— Start of Dataset content —

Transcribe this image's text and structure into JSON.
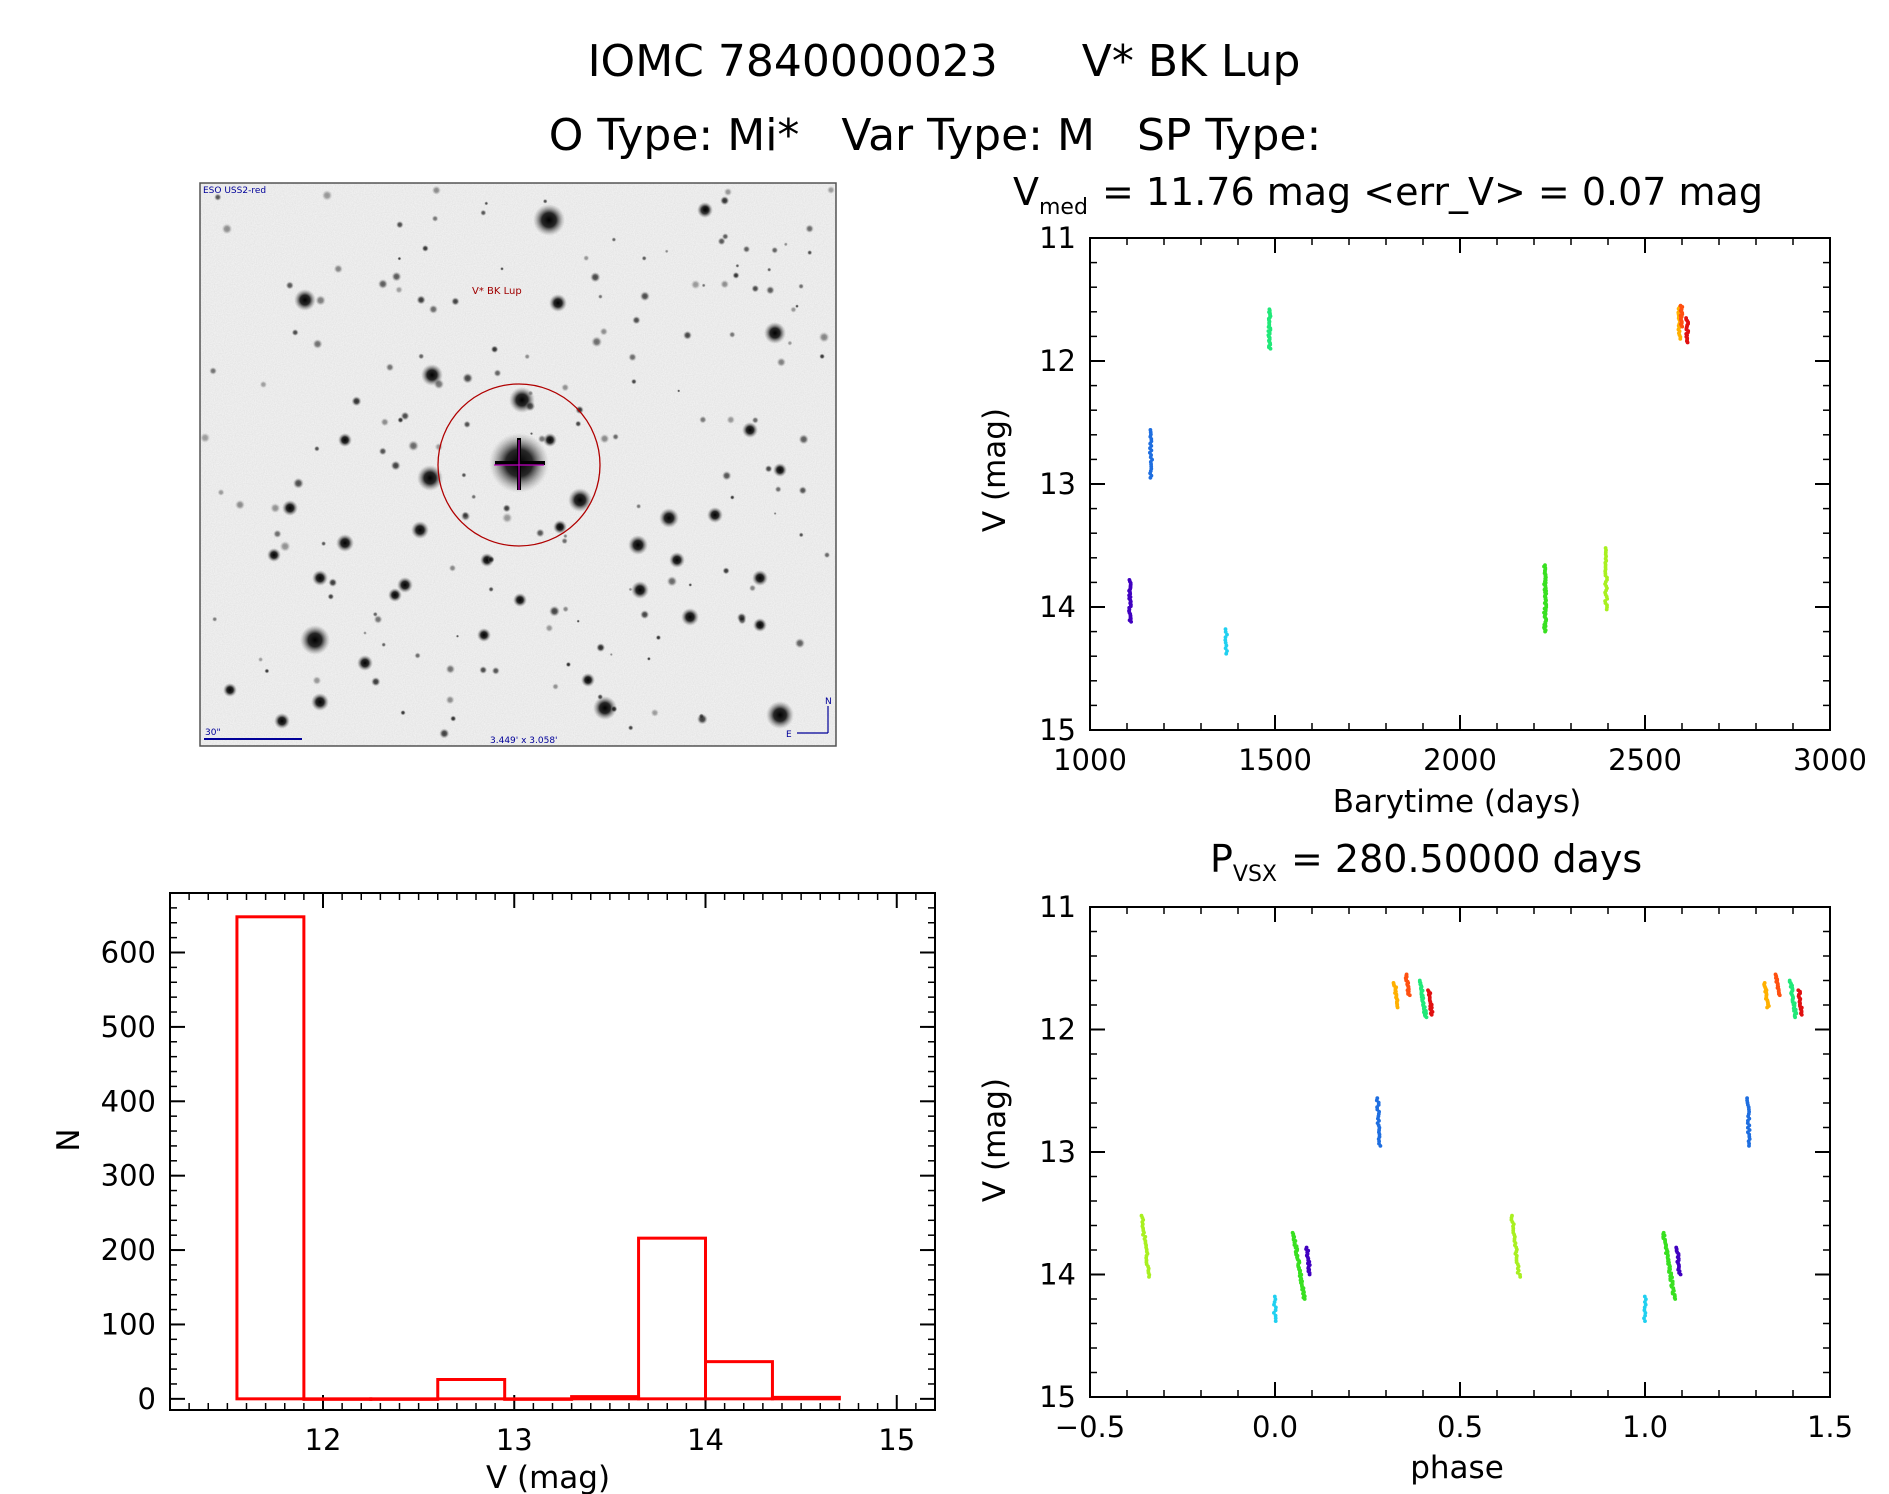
{
  "header": {
    "title_id": "IOMC 7840000023",
    "title_name": "V* BK Lup",
    "otype_label": "O Type:",
    "otype_value": "Mi*",
    "vartype_label": "Var Type:",
    "vartype_value": "M",
    "sptype_label": "SP Type:",
    "sptype_value": ""
  },
  "finder": {
    "survey_label": "ESO USS2-red",
    "target_label": "V* BK Lup",
    "scale_label": "30\"",
    "fov_label": "3.449' x 3.058'",
    "north_label": "N",
    "east_label": "E"
  },
  "colors": {
    "histogram": "#ff0000",
    "axes": "#000000",
    "circle": "#b00000"
  },
  "chart_data": [
    {
      "id": "lightcurve",
      "type": "scatter",
      "title_prefix": "V",
      "title_sub": "med",
      "title_rest": "= 11.76 mag <err_V> = 0.07 mag",
      "xlabel": "Barytime (days)",
      "ylabel": "V (mag)",
      "xlim": [
        1000,
        3000
      ],
      "ylim": [
        15,
        11
      ],
      "xticks": [
        "1000",
        "1500",
        "2000",
        "2500",
        "3000"
      ],
      "yticks": [
        "11",
        "12",
        "13",
        "14",
        "15"
      ],
      "clusters": [
        {
          "color": "#4000c0",
          "x": 1108,
          "y_min": 13.78,
          "y_max": 14.12,
          "n": 28
        },
        {
          "color": "#1e6ee0",
          "x": 1165,
          "y_min": 12.56,
          "y_max": 12.95,
          "n": 22
        },
        {
          "color": "#20d0f0",
          "x": 1368,
          "y_min": 14.18,
          "y_max": 14.38,
          "n": 10
        },
        {
          "color": "#20e878",
          "x": 1485,
          "y_min": 11.58,
          "y_max": 11.9,
          "n": 30
        },
        {
          "color": "#38e020",
          "x": 2230,
          "y_min": 13.66,
          "y_max": 14.2,
          "n": 50
        },
        {
          "color": "#a8f020",
          "x": 2395,
          "y_min": 13.52,
          "y_max": 14.02,
          "n": 30
        },
        {
          "color": "#ffb000",
          "x": 2593,
          "y_min": 11.56,
          "y_max": 11.82,
          "n": 18
        },
        {
          "color": "#ff5010",
          "x": 2598,
          "y_min": 11.55,
          "y_max": 11.72,
          "n": 18
        },
        {
          "color": "#e01010",
          "x": 2614,
          "y_min": 11.65,
          "y_max": 11.85,
          "n": 18
        }
      ]
    },
    {
      "id": "histogram",
      "type": "bar",
      "xlabel": "V (mag)",
      "ylabel": "N",
      "xlim": [
        11.2,
        15.2
      ],
      "ylim": [
        -15,
        680
      ],
      "xticks": [
        "12",
        "13",
        "14",
        "15"
      ],
      "yticks": [
        "0",
        "100",
        "200",
        "300",
        "400",
        "500",
        "600"
      ],
      "bins": [
        {
          "x0": 11.55,
          "x1": 11.9,
          "n": 648
        },
        {
          "x0": 11.9,
          "x1": 12.25,
          "n": 0
        },
        {
          "x0": 12.25,
          "x1": 12.6,
          "n": 0
        },
        {
          "x0": 12.6,
          "x1": 12.95,
          "n": 26
        },
        {
          "x0": 12.95,
          "x1": 13.3,
          "n": 0
        },
        {
          "x0": 13.3,
          "x1": 13.65,
          "n": 3
        },
        {
          "x0": 13.65,
          "x1": 14.0,
          "n": 216
        },
        {
          "x0": 14.0,
          "x1": 14.35,
          "n": 50
        },
        {
          "x0": 14.35,
          "x1": 14.7,
          "n": 2
        }
      ]
    },
    {
      "id": "phased",
      "type": "scatter",
      "title_prefix": "P",
      "title_sub": "VSX",
      "title_rest": "= 280.50000 days",
      "xlabel": "phase",
      "ylabel": "V (mag)",
      "xlim": [
        -0.5,
        1.5
      ],
      "ylim": [
        15,
        11
      ],
      "xticks": [
        "−0.5",
        "0.0",
        "0.5",
        "1.0",
        "1.5"
      ],
      "yticks": [
        "11",
        "12",
        "13",
        "14",
        "15"
      ],
      "clusters": [
        {
          "color": "#a8f020",
          "x": -0.35,
          "y_min": 13.52,
          "y_max": 14.02,
          "n": 30,
          "dx": 0.02
        },
        {
          "color": "#20d0f0",
          "x": 0.0,
          "y_min": 14.18,
          "y_max": 14.38,
          "n": 10,
          "dx": 0.0
        },
        {
          "color": "#38e020",
          "x": 0.065,
          "y_min": 13.66,
          "y_max": 14.2,
          "n": 50,
          "dx": 0.03
        },
        {
          "color": "#4000c0",
          "x": 0.09,
          "y_min": 13.78,
          "y_max": 14.0,
          "n": 18,
          "dx": 0.008
        },
        {
          "color": "#1e6ee0",
          "x": 0.28,
          "y_min": 12.56,
          "y_max": 12.95,
          "n": 22,
          "dx": 0.004
        },
        {
          "color": "#ffb000",
          "x": 0.328,
          "y_min": 11.62,
          "y_max": 11.82,
          "n": 18,
          "dx": 0.01
        },
        {
          "color": "#ff5010",
          "x": 0.358,
          "y_min": 11.55,
          "y_max": 11.72,
          "n": 18,
          "dx": 0.01
        },
        {
          "color": "#20e878",
          "x": 0.4,
          "y_min": 11.6,
          "y_max": 11.9,
          "n": 30,
          "dx": 0.015
        },
        {
          "color": "#e01010",
          "x": 0.42,
          "y_min": 11.68,
          "y_max": 11.88,
          "n": 18,
          "dx": 0.008
        },
        {
          "color": "#a8f020",
          "x": 0.65,
          "y_min": 13.52,
          "y_max": 14.02,
          "n": 30,
          "dx": 0.02
        },
        {
          "color": "#20d0f0",
          "x": 1.0,
          "y_min": 14.18,
          "y_max": 14.38,
          "n": 10,
          "dx": 0.0
        },
        {
          "color": "#38e020",
          "x": 1.065,
          "y_min": 13.66,
          "y_max": 14.2,
          "n": 50,
          "dx": 0.03
        },
        {
          "color": "#4000c0",
          "x": 1.09,
          "y_min": 13.78,
          "y_max": 14.0,
          "n": 18,
          "dx": 0.008
        },
        {
          "color": "#1e6ee0",
          "x": 1.28,
          "y_min": 12.56,
          "y_max": 12.95,
          "n": 22,
          "dx": 0.004
        },
        {
          "color": "#ffb000",
          "x": 1.328,
          "y_min": 11.62,
          "y_max": 11.82,
          "n": 18,
          "dx": 0.01
        },
        {
          "color": "#ff5010",
          "x": 1.358,
          "y_min": 11.55,
          "y_max": 11.72,
          "n": 18,
          "dx": 0.01
        },
        {
          "color": "#20e878",
          "x": 1.4,
          "y_min": 11.6,
          "y_max": 11.9,
          "n": 30,
          "dx": 0.015
        },
        {
          "color": "#e01010",
          "x": 1.42,
          "y_min": 11.68,
          "y_max": 11.88,
          "n": 18,
          "dx": 0.008
        }
      ]
    }
  ]
}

— End of Dataset content —

▶ _To be done_: Omit every image. Quote each record exactly.

▶ _Result below_:
Transcribe this image's text and structure into JSON.
{
  "header": {
    "title_id": "IOMC 7840000023",
    "title_name": "V* BK Lup",
    "otype_label": "O Type:",
    "otype_value": "Mi*",
    "vartype_label": "Var Type:",
    "vartype_value": "M",
    "sptype_label": "SP Type:",
    "sptype_value": ""
  },
  "finder": {
    "survey_label": "ESO USS2-red",
    "target_label": "V* BK Lup",
    "scale_label": "30\"",
    "fov_label": "3.449' x 3.058'",
    "north_label": "N",
    "east_label": "E"
  },
  "colors": {
    "histogram": "#ff0000",
    "axes": "#000000",
    "circle": "#b00000"
  },
  "chart_data": [
    {
      "id": "lightcurve",
      "type": "scatter",
      "title_prefix": "V",
      "title_sub": "med",
      "title_rest": "= 11.76 mag <err_V> = 0.07 mag",
      "xlabel": "Barytime (days)",
      "ylabel": "V (mag)",
      "xlim": [
        1000,
        3000
      ],
      "ylim": [
        15,
        11
      ],
      "xticks": [
        "1000",
        "1500",
        "2000",
        "2500",
        "3000"
      ],
      "yticks": [
        "11",
        "12",
        "13",
        "14",
        "15"
      ],
      "clusters": [
        {
          "color": "#4000c0",
          "x": 1108,
          "y_min": 13.78,
          "y_max": 14.12,
          "n": 28
        },
        {
          "color": "#1e6ee0",
          "x": 1165,
          "y_min": 12.56,
          "y_max": 12.95,
          "n": 22
        },
        {
          "color": "#20d0f0",
          "x": 1368,
          "y_min": 14.18,
          "y_max": 14.38,
          "n": 10
        },
        {
          "color": "#20e878",
          "x": 1485,
          "y_min": 11.58,
          "y_max": 11.9,
          "n": 30
        },
        {
          "color": "#38e020",
          "x": 2230,
          "y_min": 13.66,
          "y_max": 14.2,
          "n": 50
        },
        {
          "color": "#a8f020",
          "x": 2395,
          "y_min": 13.52,
          "y_max": 14.02,
          "n": 30
        },
        {
          "color": "#ffb000",
          "x": 2593,
          "y_min": 11.56,
          "y_max": 11.82,
          "n": 18
        },
        {
          "color": "#ff5010",
          "x": 2598,
          "y_min": 11.55,
          "y_max": 11.72,
          "n": 18
        },
        {
          "color": "#e01010",
          "x": 2614,
          "y_min": 11.65,
          "y_max": 11.85,
          "n": 18
        }
      ]
    },
    {
      "id": "histogram",
      "type": "bar",
      "xlabel": "V (mag)",
      "ylabel": "N",
      "xlim": [
        11.2,
        15.2
      ],
      "ylim": [
        -15,
        680
      ],
      "xticks": [
        "12",
        "13",
        "14",
        "15"
      ],
      "yticks": [
        "0",
        "100",
        "200",
        "300",
        "400",
        "500",
        "600"
      ],
      "bins": [
        {
          "x0": 11.55,
          "x1": 11.9,
          "n": 648
        },
        {
          "x0": 11.9,
          "x1": 12.25,
          "n": 0
        },
        {
          "x0": 12.25,
          "x1": 12.6,
          "n": 0
        },
        {
          "x0": 12.6,
          "x1": 12.95,
          "n": 26
        },
        {
          "x0": 12.95,
          "x1": 13.3,
          "n": 0
        },
        {
          "x0": 13.3,
          "x1": 13.65,
          "n": 3
        },
        {
          "x0": 13.65,
          "x1": 14.0,
          "n": 216
        },
        {
          "x0": 14.0,
          "x1": 14.35,
          "n": 50
        },
        {
          "x0": 14.35,
          "x1": 14.7,
          "n": 2
        }
      ]
    },
    {
      "id": "phased",
      "type": "scatter",
      "title_prefix": "P",
      "title_sub": "VSX",
      "title_rest": "= 280.50000 days",
      "xlabel": "phase",
      "ylabel": "V (mag)",
      "xlim": [
        -0.5,
        1.5
      ],
      "ylim": [
        15,
        11
      ],
      "xticks": [
        "−0.5",
        "0.0",
        "0.5",
        "1.0",
        "1.5"
      ],
      "yticks": [
        "11",
        "12",
        "13",
        "14",
        "15"
      ],
      "clusters": [
        {
          "color": "#a8f020",
          "x": -0.35,
          "y_min": 13.52,
          "y_max": 14.02,
          "n": 30,
          "dx": 0.02
        },
        {
          "color": "#20d0f0",
          "x": 0.0,
          "y_min": 14.18,
          "y_max": 14.38,
          "n": 10,
          "dx": 0.0
        },
        {
          "color": "#38e020",
          "x": 0.065,
          "y_min": 13.66,
          "y_max": 14.2,
          "n": 50,
          "dx": 0.03
        },
        {
          "color": "#4000c0",
          "x": 0.09,
          "y_min": 13.78,
          "y_max": 14.0,
          "n": 18,
          "dx": 0.008
        },
        {
          "color": "#1e6ee0",
          "x": 0.28,
          "y_min": 12.56,
          "y_max": 12.95,
          "n": 22,
          "dx": 0.004
        },
        {
          "color": "#ffb000",
          "x": 0.328,
          "y_min": 11.62,
          "y_max": 11.82,
          "n": 18,
          "dx": 0.01
        },
        {
          "color": "#ff5010",
          "x": 0.358,
          "y_min": 11.55,
          "y_max": 11.72,
          "n": 18,
          "dx": 0.01
        },
        {
          "color": "#20e878",
          "x": 0.4,
          "y_min": 11.6,
          "y_max": 11.9,
          "n": 30,
          "dx": 0.015
        },
        {
          "color": "#e01010",
          "x": 0.42,
          "y_min": 11.68,
          "y_max": 11.88,
          "n": 18,
          "dx": 0.008
        },
        {
          "color": "#a8f020",
          "x": 0.65,
          "y_min": 13.52,
          "y_max": 14.02,
          "n": 30,
          "dx": 0.02
        },
        {
          "color": "#20d0f0",
          "x": 1.0,
          "y_min": 14.18,
          "y_max": 14.38,
          "n": 10,
          "dx": 0.0
        },
        {
          "color": "#38e020",
          "x": 1.065,
          "y_min": 13.66,
          "y_max": 14.2,
          "n": 50,
          "dx": 0.03
        },
        {
          "color": "#4000c0",
          "x": 1.09,
          "y_min": 13.78,
          "y_max": 14.0,
          "n": 18,
          "dx": 0.008
        },
        {
          "color": "#1e6ee0",
          "x": 1.28,
          "y_min": 12.56,
          "y_max": 12.95,
          "n": 22,
          "dx": 0.004
        },
        {
          "color": "#ffb000",
          "x": 1.328,
          "y_min": 11.62,
          "y_max": 11.82,
          "n": 18,
          "dx": 0.01
        },
        {
          "color": "#ff5010",
          "x": 1.358,
          "y_min": 11.55,
          "y_max": 11.72,
          "n": 18,
          "dx": 0.01
        },
        {
          "color": "#20e878",
          "x": 1.4,
          "y_min": 11.6,
          "y_max": 11.9,
          "n": 30,
          "dx": 0.015
        },
        {
          "color": "#e01010",
          "x": 1.42,
          "y_min": 11.68,
          "y_max": 11.88,
          "n": 18,
          "dx": 0.008
        }
      ]
    }
  ]
}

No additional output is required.